Task brief
Every record here should be printed again exactly.

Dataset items
= = = =
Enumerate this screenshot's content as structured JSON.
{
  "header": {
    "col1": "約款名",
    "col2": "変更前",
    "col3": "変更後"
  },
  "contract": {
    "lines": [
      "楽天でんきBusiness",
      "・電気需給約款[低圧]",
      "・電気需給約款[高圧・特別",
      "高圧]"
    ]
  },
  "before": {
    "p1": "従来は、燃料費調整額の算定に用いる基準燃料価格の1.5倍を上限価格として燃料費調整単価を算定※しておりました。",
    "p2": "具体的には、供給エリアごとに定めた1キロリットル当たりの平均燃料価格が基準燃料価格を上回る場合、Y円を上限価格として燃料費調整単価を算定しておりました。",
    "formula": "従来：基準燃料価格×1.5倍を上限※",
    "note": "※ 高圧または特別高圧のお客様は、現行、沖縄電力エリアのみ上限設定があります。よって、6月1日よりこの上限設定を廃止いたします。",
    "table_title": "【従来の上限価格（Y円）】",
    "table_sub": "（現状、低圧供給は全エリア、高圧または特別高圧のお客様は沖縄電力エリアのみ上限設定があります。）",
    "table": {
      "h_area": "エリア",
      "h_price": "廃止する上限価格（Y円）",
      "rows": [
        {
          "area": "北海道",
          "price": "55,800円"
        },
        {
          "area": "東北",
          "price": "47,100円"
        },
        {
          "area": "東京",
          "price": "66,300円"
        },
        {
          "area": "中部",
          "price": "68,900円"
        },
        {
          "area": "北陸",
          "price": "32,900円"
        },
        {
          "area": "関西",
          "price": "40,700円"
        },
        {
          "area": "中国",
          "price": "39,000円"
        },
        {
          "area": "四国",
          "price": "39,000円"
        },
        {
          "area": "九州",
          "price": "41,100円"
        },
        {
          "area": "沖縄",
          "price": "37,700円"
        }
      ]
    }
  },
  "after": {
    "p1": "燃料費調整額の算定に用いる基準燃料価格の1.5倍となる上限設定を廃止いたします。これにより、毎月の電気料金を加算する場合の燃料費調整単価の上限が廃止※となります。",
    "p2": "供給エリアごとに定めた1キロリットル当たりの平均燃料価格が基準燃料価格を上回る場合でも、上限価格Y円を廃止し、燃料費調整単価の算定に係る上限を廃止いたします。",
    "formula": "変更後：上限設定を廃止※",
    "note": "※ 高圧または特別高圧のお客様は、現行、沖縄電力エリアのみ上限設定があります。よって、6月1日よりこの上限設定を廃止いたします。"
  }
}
= = = =
Final result
Enumerate this screenshot's content as structured JSON.
{
  "header": {
    "col1": "約款名",
    "col2": "変更前",
    "col3": "変更後"
  },
  "contract": {
    "lines": [
      "楽天でんきBusiness",
      "・電気需給約款[低圧]",
      "・電気需給約款[高圧・特別",
      "高圧]"
    ]
  },
  "before": {
    "p1": "従来は、燃料費調整額の算定に用いる基準燃料価格の1.5倍を上限価格として燃料費調整単価を算定※しておりました。",
    "p2": "具体的には、供給エリアごとに定めた1キロリットル当たりの平均燃料価格が基準燃料価格を上回る場合、Y円を上限価格として燃料費調整単価を算定しておりました。",
    "formula": "従来：基準燃料価格×1.5倍を上限※",
    "note": "※ 高圧または特別高圧のお客様は、現行、沖縄電力エリアのみ上限設定があります。よって、6月1日よりこの上限設定を廃止いたします。",
    "table_title": "【従来の上限価格（Y円）】",
    "table_sub": "（現状、低圧供給は全エリア、高圧または特別高圧のお客様は沖縄電力エリアのみ上限設定があります。）",
    "table": {
      "h_area": "エリア",
      "h_price": "廃止する上限価格（Y円）",
      "rows": [
        {
          "area": "北海道",
          "price": "55,800円"
        },
        {
          "area": "東北",
          "price": "47,100円"
        },
        {
          "area": "東京",
          "price": "66,300円"
        },
        {
          "area": "中部",
          "price": "68,900円"
        },
        {
          "area": "北陸",
          "price": "32,900円"
        },
        {
          "area": "関西",
          "price": "40,700円"
        },
        {
          "area": "中国",
          "price": "39,000円"
        },
        {
          "area": "四国",
          "price": "39,000円"
        },
        {
          "area": "九州",
          "price": "41,100円"
        },
        {
          "area": "沖縄",
          "price": "37,700円"
        }
      ]
    }
  },
  "after": {
    "p1": "燃料費調整額の算定に用いる基準燃料価格の1.5倍となる上限設定を廃止いたします。これにより、毎月の電気料金を加算する場合の燃料費調整単価の上限が廃止※となります。",
    "p2": "供給エリアごとに定めた1キロリットル当たりの平均燃料価格が基準燃料価格を上回る場合でも、上限価格Y円を廃止し、燃料費調整単価の算定に係る上限を廃止いたします。",
    "formula": "変更後：上限設定を廃止※",
    "note": "※ 高圧または特別高圧のお客様は、現行、沖縄電力エリアのみ上限設定があります。よって、6月1日よりこの上限設定を廃止いたします。"
  }
}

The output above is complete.